Given exercise
Copy out, word for word, every line of the data from the very first one down to and including the line that contains "terms-link[interactable]: Terms of".

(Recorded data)
* * * * * * * * *

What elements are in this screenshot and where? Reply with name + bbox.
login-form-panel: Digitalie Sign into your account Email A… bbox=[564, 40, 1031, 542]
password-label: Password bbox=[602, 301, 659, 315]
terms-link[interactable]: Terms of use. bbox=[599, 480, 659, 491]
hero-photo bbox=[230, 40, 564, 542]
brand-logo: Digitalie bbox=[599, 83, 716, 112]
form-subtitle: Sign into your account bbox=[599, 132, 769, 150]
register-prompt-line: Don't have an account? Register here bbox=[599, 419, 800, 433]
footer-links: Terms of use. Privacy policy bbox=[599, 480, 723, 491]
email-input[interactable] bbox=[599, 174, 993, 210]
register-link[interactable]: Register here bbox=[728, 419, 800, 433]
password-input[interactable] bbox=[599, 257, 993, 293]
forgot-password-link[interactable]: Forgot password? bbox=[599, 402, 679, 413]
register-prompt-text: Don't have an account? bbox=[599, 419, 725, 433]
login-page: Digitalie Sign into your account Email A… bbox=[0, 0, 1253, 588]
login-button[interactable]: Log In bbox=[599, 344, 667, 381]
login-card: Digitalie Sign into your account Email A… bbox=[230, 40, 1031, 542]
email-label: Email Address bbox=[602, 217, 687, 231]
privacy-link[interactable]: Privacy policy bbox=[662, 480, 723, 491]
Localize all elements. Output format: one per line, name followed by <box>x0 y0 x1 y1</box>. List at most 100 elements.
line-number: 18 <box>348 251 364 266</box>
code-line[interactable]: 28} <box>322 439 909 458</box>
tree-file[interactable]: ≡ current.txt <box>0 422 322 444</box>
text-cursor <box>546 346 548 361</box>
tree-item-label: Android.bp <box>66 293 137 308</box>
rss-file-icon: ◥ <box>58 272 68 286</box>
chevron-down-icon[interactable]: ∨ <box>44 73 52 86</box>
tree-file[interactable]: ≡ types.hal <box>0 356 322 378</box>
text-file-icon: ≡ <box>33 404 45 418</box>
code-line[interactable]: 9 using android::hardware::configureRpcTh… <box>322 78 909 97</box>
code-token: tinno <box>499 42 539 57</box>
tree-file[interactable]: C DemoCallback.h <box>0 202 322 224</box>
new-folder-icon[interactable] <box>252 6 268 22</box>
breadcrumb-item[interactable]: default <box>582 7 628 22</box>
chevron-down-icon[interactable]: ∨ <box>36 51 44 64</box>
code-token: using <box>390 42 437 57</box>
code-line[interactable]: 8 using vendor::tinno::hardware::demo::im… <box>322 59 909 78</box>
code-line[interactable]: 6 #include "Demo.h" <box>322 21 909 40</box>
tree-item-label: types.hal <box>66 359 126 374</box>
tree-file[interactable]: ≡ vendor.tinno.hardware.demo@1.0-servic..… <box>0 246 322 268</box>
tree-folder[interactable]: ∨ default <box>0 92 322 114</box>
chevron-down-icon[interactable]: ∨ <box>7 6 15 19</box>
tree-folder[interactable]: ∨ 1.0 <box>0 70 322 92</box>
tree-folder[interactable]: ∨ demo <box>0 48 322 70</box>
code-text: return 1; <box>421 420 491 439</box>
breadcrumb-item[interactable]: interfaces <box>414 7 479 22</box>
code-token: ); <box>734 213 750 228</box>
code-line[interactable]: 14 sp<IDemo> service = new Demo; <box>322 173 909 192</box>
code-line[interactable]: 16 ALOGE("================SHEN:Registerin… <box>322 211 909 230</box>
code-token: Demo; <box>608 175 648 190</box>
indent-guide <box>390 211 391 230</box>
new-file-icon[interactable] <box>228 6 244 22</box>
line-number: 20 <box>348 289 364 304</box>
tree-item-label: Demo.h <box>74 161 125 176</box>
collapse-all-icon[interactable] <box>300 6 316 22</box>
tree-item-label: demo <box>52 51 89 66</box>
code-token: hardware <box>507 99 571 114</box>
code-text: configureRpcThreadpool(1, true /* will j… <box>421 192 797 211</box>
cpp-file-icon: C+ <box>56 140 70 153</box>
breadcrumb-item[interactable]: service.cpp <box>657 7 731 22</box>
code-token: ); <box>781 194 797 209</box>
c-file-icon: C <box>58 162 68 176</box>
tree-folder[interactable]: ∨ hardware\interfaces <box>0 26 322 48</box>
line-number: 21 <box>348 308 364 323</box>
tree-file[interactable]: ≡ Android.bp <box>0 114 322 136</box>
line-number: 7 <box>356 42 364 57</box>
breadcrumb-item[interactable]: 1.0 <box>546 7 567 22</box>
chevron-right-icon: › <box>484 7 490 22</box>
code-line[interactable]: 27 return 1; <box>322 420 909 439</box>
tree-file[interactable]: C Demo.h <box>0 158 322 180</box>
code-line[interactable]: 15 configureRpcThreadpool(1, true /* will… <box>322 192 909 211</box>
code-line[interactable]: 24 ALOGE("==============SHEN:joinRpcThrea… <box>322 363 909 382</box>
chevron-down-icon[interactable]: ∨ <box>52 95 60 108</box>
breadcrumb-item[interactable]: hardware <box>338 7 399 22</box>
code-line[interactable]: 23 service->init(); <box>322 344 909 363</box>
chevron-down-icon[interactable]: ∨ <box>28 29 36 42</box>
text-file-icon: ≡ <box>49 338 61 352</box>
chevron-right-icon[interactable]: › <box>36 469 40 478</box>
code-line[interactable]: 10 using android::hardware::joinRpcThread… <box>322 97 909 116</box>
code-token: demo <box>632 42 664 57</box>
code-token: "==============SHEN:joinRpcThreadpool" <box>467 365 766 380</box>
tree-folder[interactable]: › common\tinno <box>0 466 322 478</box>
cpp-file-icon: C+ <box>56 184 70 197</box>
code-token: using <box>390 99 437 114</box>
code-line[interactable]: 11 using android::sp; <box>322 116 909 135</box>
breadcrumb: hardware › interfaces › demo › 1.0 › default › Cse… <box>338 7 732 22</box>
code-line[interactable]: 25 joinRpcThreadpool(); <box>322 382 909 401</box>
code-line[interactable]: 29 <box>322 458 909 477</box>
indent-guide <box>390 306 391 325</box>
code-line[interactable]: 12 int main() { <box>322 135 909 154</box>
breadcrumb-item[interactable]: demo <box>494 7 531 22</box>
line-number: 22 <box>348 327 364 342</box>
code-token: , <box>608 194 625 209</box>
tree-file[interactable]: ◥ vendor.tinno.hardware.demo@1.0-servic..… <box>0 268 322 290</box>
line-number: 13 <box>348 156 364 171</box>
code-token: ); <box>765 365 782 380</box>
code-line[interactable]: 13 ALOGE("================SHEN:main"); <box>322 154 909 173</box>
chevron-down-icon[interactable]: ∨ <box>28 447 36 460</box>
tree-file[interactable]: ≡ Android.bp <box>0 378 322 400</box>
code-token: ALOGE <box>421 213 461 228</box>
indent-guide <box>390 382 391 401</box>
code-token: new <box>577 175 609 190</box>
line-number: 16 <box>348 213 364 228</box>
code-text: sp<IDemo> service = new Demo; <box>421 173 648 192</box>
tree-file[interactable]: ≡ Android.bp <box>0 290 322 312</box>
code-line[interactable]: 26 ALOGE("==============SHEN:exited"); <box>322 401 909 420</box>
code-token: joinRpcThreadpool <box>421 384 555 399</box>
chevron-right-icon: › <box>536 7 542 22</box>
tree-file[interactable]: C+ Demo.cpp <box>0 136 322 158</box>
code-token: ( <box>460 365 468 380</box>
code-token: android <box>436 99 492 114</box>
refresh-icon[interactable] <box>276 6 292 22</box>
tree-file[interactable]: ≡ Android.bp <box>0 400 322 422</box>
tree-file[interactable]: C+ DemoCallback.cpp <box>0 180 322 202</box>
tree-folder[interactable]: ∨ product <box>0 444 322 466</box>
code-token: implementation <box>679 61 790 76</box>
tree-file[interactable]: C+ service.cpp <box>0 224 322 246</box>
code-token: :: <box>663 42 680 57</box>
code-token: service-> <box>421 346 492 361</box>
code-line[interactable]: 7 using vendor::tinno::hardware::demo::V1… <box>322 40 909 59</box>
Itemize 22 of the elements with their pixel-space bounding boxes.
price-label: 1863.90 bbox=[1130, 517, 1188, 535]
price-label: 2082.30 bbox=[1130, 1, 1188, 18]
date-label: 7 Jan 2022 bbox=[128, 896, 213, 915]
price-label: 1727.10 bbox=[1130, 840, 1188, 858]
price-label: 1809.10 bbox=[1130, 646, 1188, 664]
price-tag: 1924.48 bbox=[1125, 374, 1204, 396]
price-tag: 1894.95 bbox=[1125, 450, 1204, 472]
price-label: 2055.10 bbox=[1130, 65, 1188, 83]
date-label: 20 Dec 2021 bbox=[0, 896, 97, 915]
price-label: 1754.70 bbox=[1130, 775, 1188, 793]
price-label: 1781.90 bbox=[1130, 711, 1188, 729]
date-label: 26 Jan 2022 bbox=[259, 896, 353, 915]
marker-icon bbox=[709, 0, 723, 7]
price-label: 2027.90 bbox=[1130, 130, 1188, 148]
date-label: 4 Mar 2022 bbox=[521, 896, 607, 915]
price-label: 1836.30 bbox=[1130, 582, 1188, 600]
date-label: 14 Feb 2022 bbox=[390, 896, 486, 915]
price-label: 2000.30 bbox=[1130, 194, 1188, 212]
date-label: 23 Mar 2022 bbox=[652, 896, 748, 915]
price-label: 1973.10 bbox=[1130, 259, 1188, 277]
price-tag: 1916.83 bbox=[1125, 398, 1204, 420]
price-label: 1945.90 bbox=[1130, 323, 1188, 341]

* * * * * * * * *

Result for this exercise
What elements are in this screenshot and where? Reply with name + bbox.
login-form-panel: Digitalie Sign into your account Email A… bbox=[564, 40, 1031, 542]
password-label: Password bbox=[602, 301, 659, 315]
terms-link[interactable]: Terms of use. bbox=[599, 480, 659, 491]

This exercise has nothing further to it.